--- Start Task material ---

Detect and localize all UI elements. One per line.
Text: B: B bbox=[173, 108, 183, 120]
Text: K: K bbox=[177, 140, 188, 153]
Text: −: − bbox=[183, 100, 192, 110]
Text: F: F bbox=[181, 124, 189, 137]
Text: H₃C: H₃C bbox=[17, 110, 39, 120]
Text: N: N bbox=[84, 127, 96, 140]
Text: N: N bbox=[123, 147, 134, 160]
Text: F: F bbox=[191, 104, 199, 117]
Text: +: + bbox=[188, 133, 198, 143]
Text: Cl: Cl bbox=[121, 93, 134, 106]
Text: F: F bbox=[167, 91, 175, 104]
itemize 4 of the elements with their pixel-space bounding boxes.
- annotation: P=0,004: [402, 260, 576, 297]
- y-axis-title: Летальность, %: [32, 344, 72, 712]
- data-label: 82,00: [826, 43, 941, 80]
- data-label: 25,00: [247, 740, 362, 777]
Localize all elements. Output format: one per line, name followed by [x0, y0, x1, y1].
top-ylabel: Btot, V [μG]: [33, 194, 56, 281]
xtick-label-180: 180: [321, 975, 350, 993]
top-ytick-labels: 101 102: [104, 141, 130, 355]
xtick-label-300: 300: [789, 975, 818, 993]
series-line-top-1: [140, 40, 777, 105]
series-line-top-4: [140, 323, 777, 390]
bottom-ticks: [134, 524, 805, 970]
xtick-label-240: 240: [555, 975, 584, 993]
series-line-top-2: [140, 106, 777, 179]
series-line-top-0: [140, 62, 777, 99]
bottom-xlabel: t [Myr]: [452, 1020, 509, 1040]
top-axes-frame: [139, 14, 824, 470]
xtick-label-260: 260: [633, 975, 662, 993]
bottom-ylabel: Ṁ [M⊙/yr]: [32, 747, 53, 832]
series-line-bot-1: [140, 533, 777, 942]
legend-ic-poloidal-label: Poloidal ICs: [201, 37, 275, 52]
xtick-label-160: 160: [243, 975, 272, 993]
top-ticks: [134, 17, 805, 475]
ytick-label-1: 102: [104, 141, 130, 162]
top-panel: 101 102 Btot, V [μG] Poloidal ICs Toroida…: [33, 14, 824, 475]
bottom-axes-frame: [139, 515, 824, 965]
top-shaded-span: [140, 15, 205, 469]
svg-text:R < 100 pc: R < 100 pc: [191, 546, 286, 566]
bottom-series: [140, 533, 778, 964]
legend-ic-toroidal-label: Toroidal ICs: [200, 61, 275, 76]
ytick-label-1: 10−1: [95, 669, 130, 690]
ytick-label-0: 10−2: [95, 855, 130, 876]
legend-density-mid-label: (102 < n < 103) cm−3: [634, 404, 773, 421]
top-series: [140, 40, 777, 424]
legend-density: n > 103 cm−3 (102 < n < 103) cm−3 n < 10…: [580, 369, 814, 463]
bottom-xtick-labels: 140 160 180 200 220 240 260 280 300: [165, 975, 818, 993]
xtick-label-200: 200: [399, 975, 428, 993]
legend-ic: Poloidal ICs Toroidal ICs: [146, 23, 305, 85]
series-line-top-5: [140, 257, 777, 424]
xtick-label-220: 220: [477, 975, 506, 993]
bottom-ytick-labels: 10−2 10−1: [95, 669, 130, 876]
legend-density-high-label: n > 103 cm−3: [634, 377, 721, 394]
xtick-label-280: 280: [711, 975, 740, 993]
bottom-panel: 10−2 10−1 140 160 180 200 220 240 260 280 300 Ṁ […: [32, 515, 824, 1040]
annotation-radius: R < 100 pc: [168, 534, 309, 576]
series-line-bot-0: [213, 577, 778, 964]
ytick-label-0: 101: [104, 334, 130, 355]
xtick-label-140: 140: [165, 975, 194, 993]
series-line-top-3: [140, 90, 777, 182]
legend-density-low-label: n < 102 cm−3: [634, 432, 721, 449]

--- End Task material ---

Task ▸
Copy all of the rows above verbatim, keeping every line in its original order.

Correct result ▸
Detect and localize all UI elements. One per line.
Text: B: B bbox=[173, 108, 183, 120]
Text: K: K bbox=[177, 140, 188, 153]
Text: −: − bbox=[183, 100, 192, 110]
Text: F: F bbox=[181, 124, 189, 137]
Text: H₃C: H₃C bbox=[17, 110, 39, 120]
Text: N: N bbox=[84, 127, 96, 140]
Text: N: N bbox=[123, 147, 134, 160]
Text: F: F bbox=[191, 104, 199, 117]
Text: +: + bbox=[188, 133, 198, 143]
Text: Cl: Cl bbox=[121, 93, 134, 106]
Text: F: F bbox=[167, 91, 175, 104]
itemize 4 of the elements with their pixel-space bounding boxes.
- annotation: P=0,004: [402, 260, 576, 297]
- y-axis-title: Летальность, %: [32, 344, 72, 712]
- data-label: 82,00: [826, 43, 941, 80]
- data-label: 25,00: [247, 740, 362, 777]
Localize all elements. Output format: one per line, name followed by [x0, y0, x1, y1].
top-ylabel: Btot, V [μG]: [33, 194, 56, 281]
xtick-label-180: 180: [321, 975, 350, 993]
top-ytick-labels: 101 102: [104, 141, 130, 355]
xtick-label-300: 300: [789, 975, 818, 993]
series-line-top-1: [140, 40, 777, 105]
series-line-top-4: [140, 323, 777, 390]
bottom-ticks: [134, 524, 805, 970]
xtick-label-240: 240: [555, 975, 584, 993]
series-line-top-2: [140, 106, 777, 179]
series-line-top-0: [140, 62, 777, 99]
bottom-xlabel: t [Myr]: [452, 1020, 509, 1040]
top-axes-frame: [139, 14, 824, 470]
xtick-label-260: 260: [633, 975, 662, 993]
bottom-ylabel: Ṁ [M⊙/yr]: [32, 747, 53, 832]
series-line-bot-1: [140, 533, 777, 942]
legend-ic-poloidal-label: Poloidal ICs: [201, 37, 275, 52]
xtick-label-160: 160: [243, 975, 272, 993]
top-ticks: [134, 17, 805, 475]
ytick-label-1: 102: [104, 141, 130, 162]
top-panel: 101 102 Btot, V [μG] Poloidal ICs Toroida…: [33, 14, 824, 475]
bottom-axes-frame: [139, 515, 824, 965]
top-shaded-span: [140, 15, 205, 469]
svg-text:R < 100 pc: R < 100 pc: [191, 546, 286, 566]
bottom-series: [140, 533, 778, 964]
legend-ic-toroidal-label: Toroidal ICs: [200, 61, 275, 76]
ytick-label-1: 10−1: [95, 669, 130, 690]
ytick-label-0: 10−2: [95, 855, 130, 876]
legend-density-mid-label: (102 < n < 103) cm−3: [634, 404, 773, 421]
top-series: [140, 40, 777, 424]
legend-density: n > 103 cm−3 (102 < n < 103) cm−3 n < 10…: [580, 369, 814, 463]
bottom-xtick-labels: 140 160 180 200 220 240 260 280 300: [165, 975, 818, 993]
xtick-label-200: 200: [399, 975, 428, 993]
legend-ic: Poloidal ICs Toroidal ICs: [146, 23, 305, 85]
series-line-top-5: [140, 257, 777, 424]
xtick-label-220: 220: [477, 975, 506, 993]
bottom-ytick-labels: 10−2 10−1: [95, 669, 130, 876]
legend-density-high-label: n > 103 cm−3: [634, 377, 721, 394]
xtick-label-280: 280: [711, 975, 740, 993]
bottom-panel: 10−2 10−1 140 160 180 200 220 240 260 280 300 Ṁ […: [32, 515, 824, 1040]
annotation-radius: R < 100 pc: [168, 534, 309, 576]
series-line-bot-0: [213, 577, 778, 964]
ytick-label-0: 101: [104, 334, 130, 355]
xtick-label-140: 140: [165, 975, 194, 993]
series-line-top-3: [140, 90, 777, 182]
legend-density-low-label: n < 102 cm−3: [634, 432, 721, 449]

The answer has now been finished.